GIVEN INSTRUCTION :: Identify the lines in the data below that contain "type" and give only how many there are.

MATERIAL PROVIDED ::
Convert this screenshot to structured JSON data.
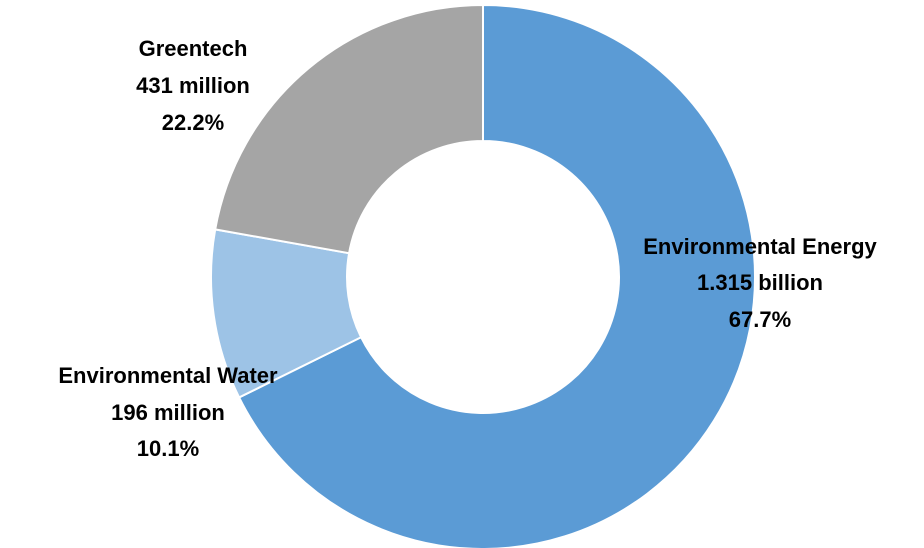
{
  "chart_data": {
    "type": "pie",
    "donut": true,
    "title": "",
    "categories": [
      "Environmental Energy",
      "Environmental Water",
      "Greentech"
    ],
    "series": [
      {
        "values": [
          1.315,
          0.196,
          0.431
        ]
      }
    ],
    "value_labels": [
      "1.315 billion",
      "196 million",
      "431 million"
    ],
    "percent_labels": [
      "67.7%",
      "10.1%",
      "22.2%"
    ],
    "percents": [
      67.7,
      10.1,
      22.2
    ],
    "colors": [
      "#5b9bd5",
      "#9dc3e6",
      "#a5a5a5"
    ],
    "legend": "none",
    "start_angle": "12 o'clock, clockwise"
  }
}
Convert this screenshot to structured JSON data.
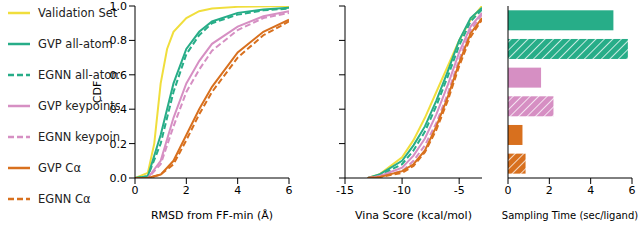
{
  "chart_data": [
    {
      "type": "line",
      "x_label": "RMSD from FF-min (Å)",
      "y_label": "CDF",
      "legend": "left",
      "xlim": [
        0,
        6
      ],
      "xticks": [
        0,
        2,
        4,
        6
      ],
      "ylim": [
        0,
        1
      ],
      "yticks": [
        {
          "value": 0,
          "label": "0.0"
        },
        0.2,
        0.4,
        0.6,
        0.8,
        {
          "value": 1,
          "label": "1.0"
        }
      ],
      "series": [
        {
          "name": "Validation Set",
          "color": "#f0de3c",
          "line_style": "solid",
          "x": [
            0,
            0.5,
            0.75,
            1,
            1.25,
            1.5,
            2,
            2.5,
            3,
            4,
            6
          ],
          "values": [
            0,
            0.03,
            0.2,
            0.55,
            0.75,
            0.85,
            0.93,
            0.97,
            0.985,
            0.995,
            1.0
          ]
        },
        {
          "name": "GVP all-atom",
          "color": "#27ad88",
          "line_style": "solid",
          "x": [
            0,
            0.5,
            1,
            1.5,
            2,
            2.5,
            3,
            4,
            5,
            6
          ],
          "values": [
            0,
            0.01,
            0.25,
            0.55,
            0.75,
            0.85,
            0.91,
            0.96,
            0.98,
            0.99
          ]
        },
        {
          "name": "EGNN all-atom",
          "color": "#27ad88",
          "line_style": "dashed",
          "x": [
            0,
            0.5,
            1,
            1.5,
            2,
            2.5,
            3,
            4,
            5,
            6
          ],
          "values": [
            0,
            0.01,
            0.2,
            0.5,
            0.72,
            0.83,
            0.9,
            0.95,
            0.975,
            0.985
          ]
        },
        {
          "name": "GVP keypoints",
          "color": "#d68fc3",
          "line_style": "solid",
          "x": [
            0,
            0.5,
            1,
            1.5,
            2,
            2.5,
            3,
            4,
            5,
            6
          ],
          "values": [
            0,
            0,
            0.1,
            0.35,
            0.55,
            0.68,
            0.78,
            0.88,
            0.94,
            0.97
          ]
        },
        {
          "name": "EGNN keypoints",
          "color": "#d68fc3",
          "line_style": "dashed",
          "x": [
            0,
            0.5,
            1,
            1.5,
            2,
            2.5,
            3,
            4,
            5,
            6
          ],
          "values": [
            0,
            0,
            0.08,
            0.3,
            0.5,
            0.63,
            0.74,
            0.86,
            0.93,
            0.96
          ]
        },
        {
          "name": "GVP Cα",
          "color": "#d8701e",
          "line_style": "solid",
          "x": [
            0,
            0.5,
            1,
            1.5,
            2,
            2.5,
            3,
            4,
            5,
            6
          ],
          "values": [
            0,
            0,
            0.02,
            0.1,
            0.25,
            0.4,
            0.53,
            0.73,
            0.85,
            0.92
          ]
        },
        {
          "name": "EGNN Cα",
          "color": "#d8701e",
          "line_style": "dashed",
          "x": [
            0,
            0.5,
            1,
            1.5,
            2,
            2.5,
            3,
            4,
            5,
            6
          ],
          "values": [
            0,
            0,
            0.02,
            0.08,
            0.22,
            0.37,
            0.5,
            0.7,
            0.83,
            0.91
          ]
        }
      ]
    },
    {
      "type": "line",
      "x_label": "Vina Score (kcal/mol)",
      "tick_labels": "x",
      "xlim": [
        -15,
        -3
      ],
      "xticks": [
        -15,
        -10,
        -5
      ],
      "ylim": [
        0,
        1
      ],
      "yticks": [
        0,
        0.2,
        0.4,
        0.6,
        0.8,
        1
      ],
      "series": [
        {
          "name": "Validation Set",
          "color": "#f0de3c",
          "line_style": "solid",
          "x": [
            -13,
            -12,
            -10,
            -9,
            -8,
            -7,
            -6,
            -5,
            -4,
            -3
          ],
          "values": [
            0,
            0.02,
            0.12,
            0.22,
            0.35,
            0.5,
            0.65,
            0.8,
            0.92,
            1.0
          ]
        },
        {
          "name": "GVP all-atom",
          "color": "#27ad88",
          "line_style": "solid",
          "x": [
            -13,
            -12,
            -10,
            -9,
            -8,
            -7,
            -6,
            -5,
            -4,
            -3
          ],
          "values": [
            0,
            0.02,
            0.1,
            0.19,
            0.3,
            0.45,
            0.62,
            0.8,
            0.93,
            0.99
          ]
        },
        {
          "name": "EGNN all-atom",
          "color": "#27ad88",
          "line_style": "dashed",
          "x": [
            -13,
            -12,
            -10,
            -9,
            -8,
            -7,
            -6,
            -5,
            -4,
            -3
          ],
          "values": [
            0,
            0.015,
            0.08,
            0.16,
            0.27,
            0.42,
            0.59,
            0.77,
            0.91,
            0.98
          ]
        },
        {
          "name": "GVP keypoints",
          "color": "#d68fc3",
          "line_style": "solid",
          "x": [
            -13,
            -12,
            -10,
            -9,
            -8,
            -7,
            -6,
            -5,
            -4,
            -3
          ],
          "values": [
            0,
            0.01,
            0.06,
            0.13,
            0.23,
            0.37,
            0.54,
            0.73,
            0.88,
            0.96
          ]
        },
        {
          "name": "EGNN keypoints",
          "color": "#d68fc3",
          "line_style": "dashed",
          "x": [
            -13,
            -12,
            -10,
            -9,
            -8,
            -7,
            -6,
            -5,
            -4,
            -3
          ],
          "values": [
            0,
            0.01,
            0.04,
            0.1,
            0.19,
            0.32,
            0.49,
            0.69,
            0.86,
            0.95
          ]
        },
        {
          "name": "GVP Cα",
          "color": "#d8701e",
          "line_style": "solid",
          "x": [
            -13,
            -12,
            -10,
            -9,
            -8,
            -7,
            -6,
            -5,
            -4,
            -3
          ],
          "values": [
            0,
            0.005,
            0.04,
            0.08,
            0.16,
            0.3,
            0.47,
            0.67,
            0.84,
            0.93
          ]
        },
        {
          "name": "EGNN Cα",
          "color": "#d8701e",
          "line_style": "dashed",
          "x": [
            -13,
            -12,
            -10,
            -9,
            -8,
            -7,
            -6,
            -5,
            -4,
            -3
          ],
          "values": [
            0,
            0.005,
            0.03,
            0.07,
            0.15,
            0.28,
            0.45,
            0.65,
            0.82,
            0.92
          ]
        }
      ]
    },
    {
      "type": "bar",
      "orientation": "horizontal",
      "x_label": "Sampling Time (sec/ligand)",
      "tick_labels": "x",
      "xlim": [
        0,
        6
      ],
      "xticks": [
        0,
        2,
        4,
        6
      ],
      "categories": [
        null,
        null,
        null,
        null,
        null,
        null
      ],
      "values": [
        5.1,
        5.8,
        1.6,
        2.2,
        0.7,
        0.85
      ],
      "colors": [
        "#27ad88",
        "#27ad88",
        "#d68fc3",
        "#d68fc3",
        "#d8701e",
        "#d8701e"
      ]
    }
  ]
}
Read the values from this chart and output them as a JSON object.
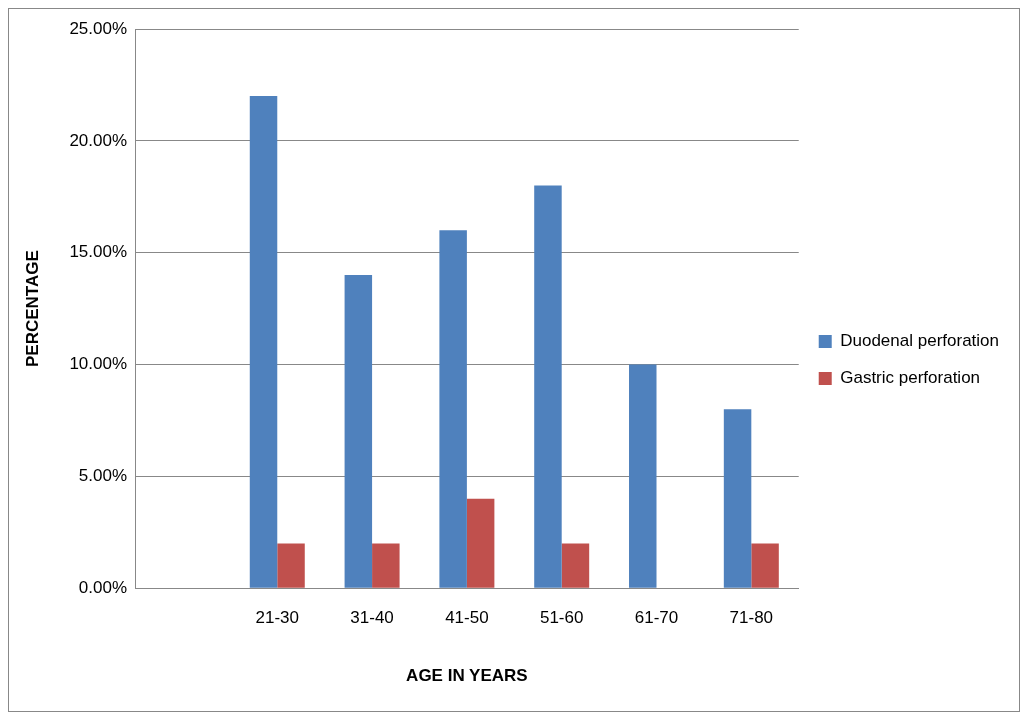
{
  "chart_data": {
    "type": "bar",
    "xlabel": "AGE IN YEARS",
    "ylabel": "PERCENTAGE",
    "categories": [
      null,
      "21-30",
      "31-40",
      "41-50",
      "51-60",
      "61-70",
      "71-80"
    ],
    "series": [
      {
        "name": "Duodenal perforation",
        "color": "#4f81bd",
        "values": [
          null,
          22,
          14,
          16,
          18,
          10,
          8
        ]
      },
      {
        "name": "Gastric perforation",
        "color": "#c0504d",
        "values": [
          null,
          2,
          2,
          4,
          2,
          null,
          2
        ]
      }
    ],
    "ylim": [
      0,
      25
    ],
    "yticks": [
      {
        "value": 0,
        "label": "0.00%"
      },
      {
        "value": 5,
        "label": "5.00%"
      },
      {
        "value": 10,
        "label": "10.00%"
      },
      {
        "value": 15,
        "label": "15.00%"
      },
      {
        "value": 20,
        "label": "20.00%"
      },
      {
        "value": 25,
        "label": "25.00%"
      }
    ],
    "grid": "y",
    "legend": "right"
  }
}
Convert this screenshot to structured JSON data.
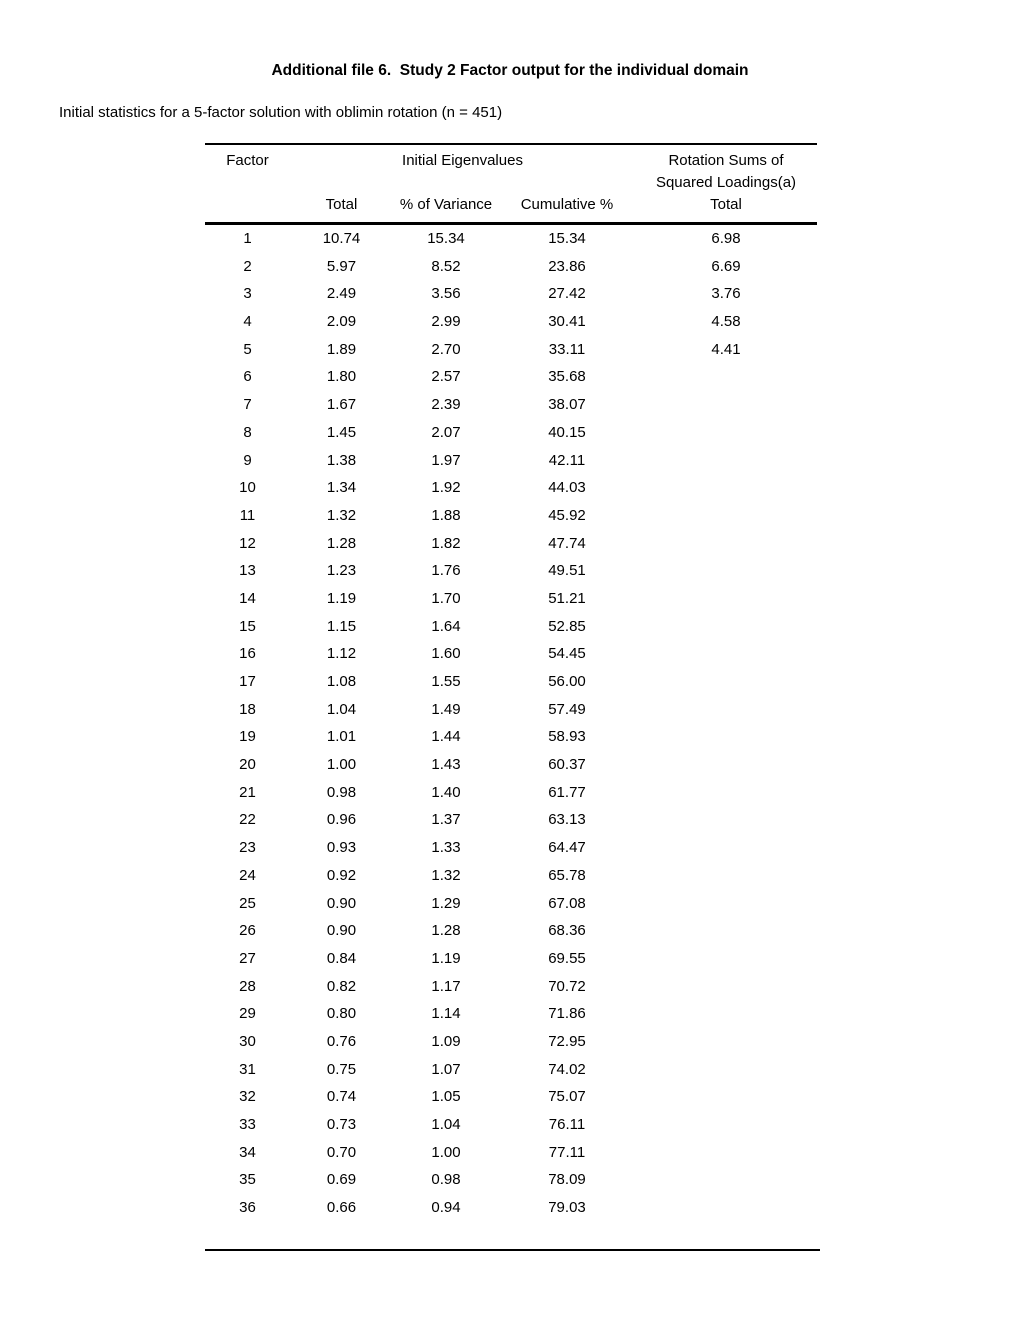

ANSWER TO THE TASK :: 5